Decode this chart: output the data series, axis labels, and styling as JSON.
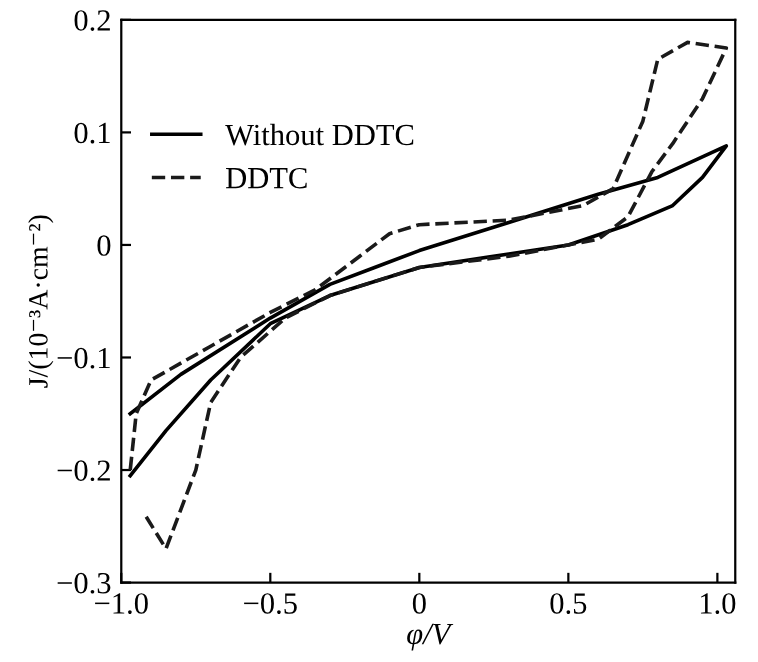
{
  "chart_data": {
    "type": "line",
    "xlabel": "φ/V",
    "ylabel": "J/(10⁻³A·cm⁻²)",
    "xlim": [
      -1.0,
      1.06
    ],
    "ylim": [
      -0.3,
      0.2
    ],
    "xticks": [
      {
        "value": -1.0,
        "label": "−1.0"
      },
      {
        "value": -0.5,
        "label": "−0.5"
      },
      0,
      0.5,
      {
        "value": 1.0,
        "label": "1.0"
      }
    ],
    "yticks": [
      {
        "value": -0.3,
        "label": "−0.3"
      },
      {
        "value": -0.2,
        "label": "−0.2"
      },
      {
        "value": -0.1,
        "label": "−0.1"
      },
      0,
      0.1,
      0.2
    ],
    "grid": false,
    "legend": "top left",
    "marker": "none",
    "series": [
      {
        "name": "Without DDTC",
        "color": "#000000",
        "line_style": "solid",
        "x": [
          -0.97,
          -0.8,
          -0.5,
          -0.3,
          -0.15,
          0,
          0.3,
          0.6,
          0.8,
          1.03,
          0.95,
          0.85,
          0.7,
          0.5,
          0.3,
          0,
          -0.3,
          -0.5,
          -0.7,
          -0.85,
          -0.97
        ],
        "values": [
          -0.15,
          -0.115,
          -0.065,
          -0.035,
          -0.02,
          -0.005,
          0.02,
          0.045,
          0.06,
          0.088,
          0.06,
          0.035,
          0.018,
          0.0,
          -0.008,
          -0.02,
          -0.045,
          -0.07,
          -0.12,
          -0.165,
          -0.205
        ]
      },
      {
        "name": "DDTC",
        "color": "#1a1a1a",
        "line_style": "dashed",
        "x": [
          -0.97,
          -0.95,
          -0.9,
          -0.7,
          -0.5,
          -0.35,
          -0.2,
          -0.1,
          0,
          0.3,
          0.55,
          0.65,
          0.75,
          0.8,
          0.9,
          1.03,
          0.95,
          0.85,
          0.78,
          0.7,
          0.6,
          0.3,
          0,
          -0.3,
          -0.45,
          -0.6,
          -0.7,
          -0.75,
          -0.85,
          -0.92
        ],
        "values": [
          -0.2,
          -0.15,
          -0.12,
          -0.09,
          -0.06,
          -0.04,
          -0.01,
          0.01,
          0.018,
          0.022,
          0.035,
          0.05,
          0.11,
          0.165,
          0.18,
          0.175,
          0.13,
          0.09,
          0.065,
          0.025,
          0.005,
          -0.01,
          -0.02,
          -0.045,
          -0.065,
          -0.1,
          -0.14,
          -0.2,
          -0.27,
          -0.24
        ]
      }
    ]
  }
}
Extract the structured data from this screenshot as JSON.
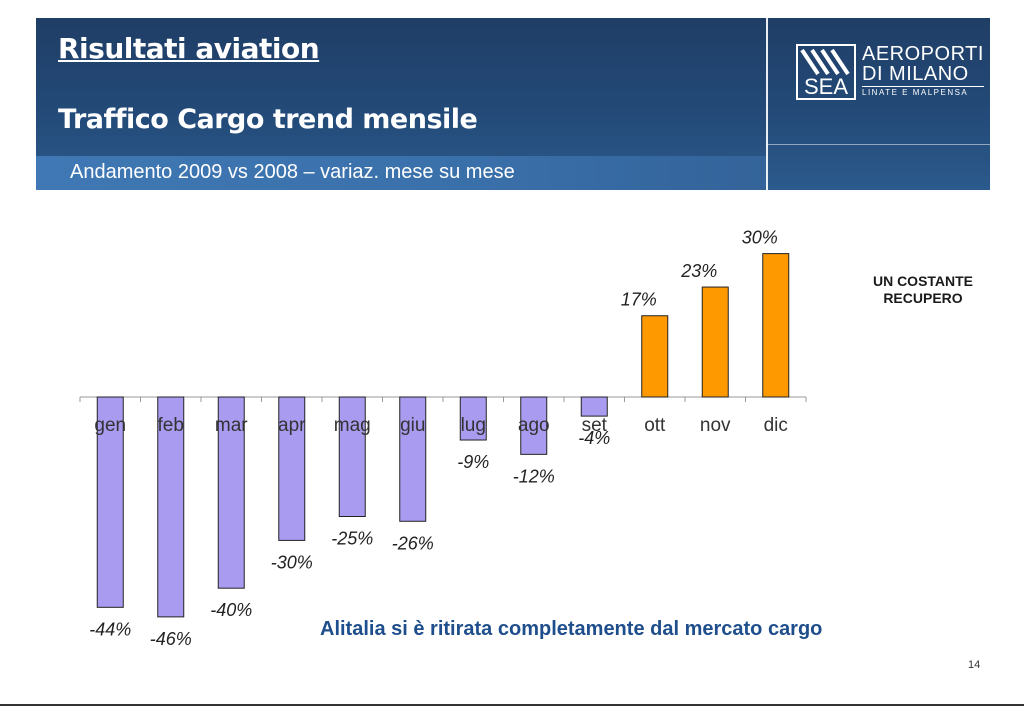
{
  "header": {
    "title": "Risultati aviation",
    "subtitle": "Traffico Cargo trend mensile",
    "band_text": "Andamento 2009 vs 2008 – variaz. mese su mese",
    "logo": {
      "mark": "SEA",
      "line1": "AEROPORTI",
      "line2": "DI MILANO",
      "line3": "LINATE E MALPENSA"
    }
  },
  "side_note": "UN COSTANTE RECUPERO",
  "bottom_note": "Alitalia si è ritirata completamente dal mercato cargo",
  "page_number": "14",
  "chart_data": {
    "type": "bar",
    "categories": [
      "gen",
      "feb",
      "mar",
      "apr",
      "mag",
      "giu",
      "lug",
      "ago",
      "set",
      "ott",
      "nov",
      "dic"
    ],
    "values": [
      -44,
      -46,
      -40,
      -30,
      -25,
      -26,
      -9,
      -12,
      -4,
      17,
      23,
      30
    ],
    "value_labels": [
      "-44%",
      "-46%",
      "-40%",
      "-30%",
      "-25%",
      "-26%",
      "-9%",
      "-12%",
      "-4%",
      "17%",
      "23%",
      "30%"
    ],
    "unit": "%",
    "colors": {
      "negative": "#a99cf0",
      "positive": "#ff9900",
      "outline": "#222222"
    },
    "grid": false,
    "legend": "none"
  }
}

--------------------------------

■ **What this task involves**: From the entries above, select each line containing the string "JSON".

■ **The answer**:
Decode this chart: output the data series, axis labels, and styling as JSON.
Extract the structured data from this screenshot as JSON.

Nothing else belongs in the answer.